> **Dataset items**:
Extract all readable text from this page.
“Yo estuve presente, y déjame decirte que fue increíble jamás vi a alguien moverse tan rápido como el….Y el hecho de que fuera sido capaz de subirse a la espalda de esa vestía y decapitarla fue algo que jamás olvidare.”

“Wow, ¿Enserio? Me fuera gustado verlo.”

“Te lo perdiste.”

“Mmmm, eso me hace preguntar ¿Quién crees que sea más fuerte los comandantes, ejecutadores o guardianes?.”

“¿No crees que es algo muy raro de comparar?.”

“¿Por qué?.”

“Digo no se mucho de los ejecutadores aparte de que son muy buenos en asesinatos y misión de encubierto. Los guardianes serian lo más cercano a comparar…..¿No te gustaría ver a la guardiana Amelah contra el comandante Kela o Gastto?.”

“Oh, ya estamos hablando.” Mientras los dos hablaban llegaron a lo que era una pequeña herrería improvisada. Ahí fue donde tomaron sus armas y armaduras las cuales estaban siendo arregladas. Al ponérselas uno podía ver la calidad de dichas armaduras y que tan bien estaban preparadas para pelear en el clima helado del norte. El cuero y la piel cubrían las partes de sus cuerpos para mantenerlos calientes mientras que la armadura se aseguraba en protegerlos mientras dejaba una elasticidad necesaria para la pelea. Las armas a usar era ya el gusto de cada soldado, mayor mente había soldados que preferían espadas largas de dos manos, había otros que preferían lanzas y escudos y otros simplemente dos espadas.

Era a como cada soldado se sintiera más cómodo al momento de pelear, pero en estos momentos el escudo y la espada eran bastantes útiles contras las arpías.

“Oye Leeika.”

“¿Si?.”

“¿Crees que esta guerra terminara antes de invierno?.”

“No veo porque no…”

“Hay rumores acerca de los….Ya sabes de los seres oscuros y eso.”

> **WRITTEN PROBLEM**: Return each line among the entries that holds the word "ejecutadores".

> **WRITTEN SOLUTION**:
“Mmmm, eso me hace preguntar ¿Quién crees que sea más fuerte los comandantes, ejecutadores o guardianes?.”
“Digo no se mucho de los ejecutadores aparte de que son muy buenos en asesinatos y misión de encubierto. Los guardianes serian lo más cercano a comparar…..¿No te gustaría ver a la guardiana Amelah contra el comandante Kela o Gastto?.”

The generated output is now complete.